*What the exercise asks*: Would you repeat the listing exactly but omit every picture?

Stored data
——
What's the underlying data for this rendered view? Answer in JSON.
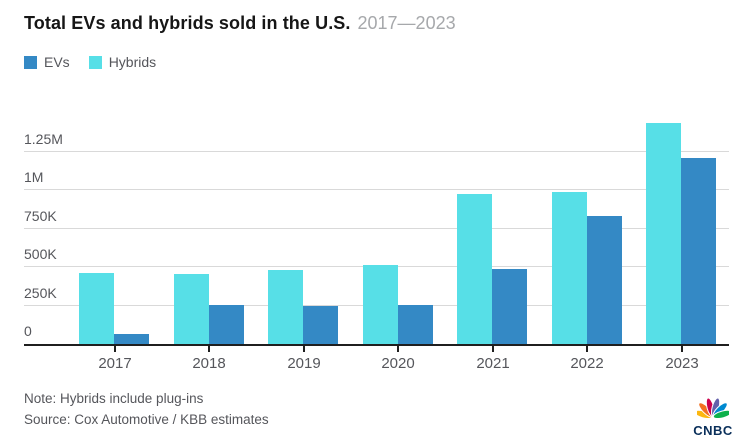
{
  "header": {
    "title": "Total EVs and hybrids sold in the U.S.",
    "subtitle": "2017—2023"
  },
  "legend": {
    "items": [
      {
        "label": "EVs",
        "color": "#3489C5"
      },
      {
        "label": "Hybrids",
        "color": "#57DFE7"
      }
    ]
  },
  "chart_data": {
    "type": "bar",
    "title": "Total EVs and hybrids sold in the U.S.",
    "subtitle": "2017—2023",
    "categories": [
      "2017",
      "2018",
      "2019",
      "2020",
      "2021",
      "2022",
      "2023"
    ],
    "series": [
      {
        "name": "Hybrids",
        "color": "#57DFE7",
        "values": [
          455000,
          445000,
          473000,
          505000,
          970000,
          980000,
          1430000
        ]
      },
      {
        "name": "EVs",
        "color": "#3489C5",
        "values": [
          58000,
          245000,
          238000,
          250000,
          480000,
          825000,
          1200000
        ]
      }
    ],
    "xlabel": "",
    "ylabel": "",
    "ylim": [
      0,
      1460000
    ],
    "ytick_values": [
      0,
      250000,
      500000,
      750000,
      1000000,
      1250000
    ],
    "ytick_labels": [
      "0",
      "250K",
      "500K",
      "750K",
      "1M",
      "1.25M"
    ],
    "grid": "horizontal",
    "legend_position": "top-left",
    "bar_layout": "Hybrids bar drawn left of EVs bar in each category pair"
  },
  "footer": {
    "note": "Note: Hybrids include plug-ins",
    "source": "Source: Cox Automotive / KBB estimates",
    "brand": "CNBC"
  },
  "colors": {
    "ev_blue": "#3489C5",
    "hybrid_cyan": "#57DFE7",
    "gridline": "#D9D9D9",
    "axis": "#1F1F1F",
    "title_text": "#161616",
    "subtitle_text": "#A6A8AB",
    "label_text": "#55565B",
    "peacock": [
      "#FCB711",
      "#F37021",
      "#CC004C",
      "#6460AA",
      "#0089D0",
      "#0DB14B"
    ],
    "cnbc_wordmark": "#0A2F5A"
  }
}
——
*Solved problem*:
What's the underlying data for this rendered view? Answer in JSON.
{
  "header": {
    "title": "Total EVs and hybrids sold in the U.S.",
    "subtitle": "2017—2023"
  },
  "legend": {
    "items": [
      {
        "label": "EVs",
        "color": "#3489C5"
      },
      {
        "label": "Hybrids",
        "color": "#57DFE7"
      }
    ]
  },
  "chart_data": {
    "type": "bar",
    "title": "Total EVs and hybrids sold in the U.S.",
    "subtitle": "2017—2023",
    "categories": [
      "2017",
      "2018",
      "2019",
      "2020",
      "2021",
      "2022",
      "2023"
    ],
    "series": [
      {
        "name": "Hybrids",
        "color": "#57DFE7",
        "values": [
          455000,
          445000,
          473000,
          505000,
          970000,
          980000,
          1430000
        ]
      },
      {
        "name": "EVs",
        "color": "#3489C5",
        "values": [
          58000,
          245000,
          238000,
          250000,
          480000,
          825000,
          1200000
        ]
      }
    ],
    "xlabel": "",
    "ylabel": "",
    "ylim": [
      0,
      1460000
    ],
    "ytick_values": [
      0,
      250000,
      500000,
      750000,
      1000000,
      1250000
    ],
    "ytick_labels": [
      "0",
      "250K",
      "500K",
      "750K",
      "1M",
      "1.25M"
    ],
    "grid": "horizontal",
    "legend_position": "top-left",
    "bar_layout": "Hybrids bar drawn left of EVs bar in each category pair"
  },
  "footer": {
    "note": "Note: Hybrids include plug-ins",
    "source": "Source: Cox Automotive / KBB estimates",
    "brand": "CNBC"
  },
  "colors": {
    "ev_blue": "#3489C5",
    "hybrid_cyan": "#57DFE7",
    "gridline": "#D9D9D9",
    "axis": "#1F1F1F",
    "title_text": "#161616",
    "subtitle_text": "#A6A8AB",
    "label_text": "#55565B",
    "peacock": [
      "#FCB711",
      "#F37021",
      "#CC004C",
      "#6460AA",
      "#0089D0",
      "#0DB14B"
    ],
    "cnbc_wordmark": "#0A2F5A"
  }
}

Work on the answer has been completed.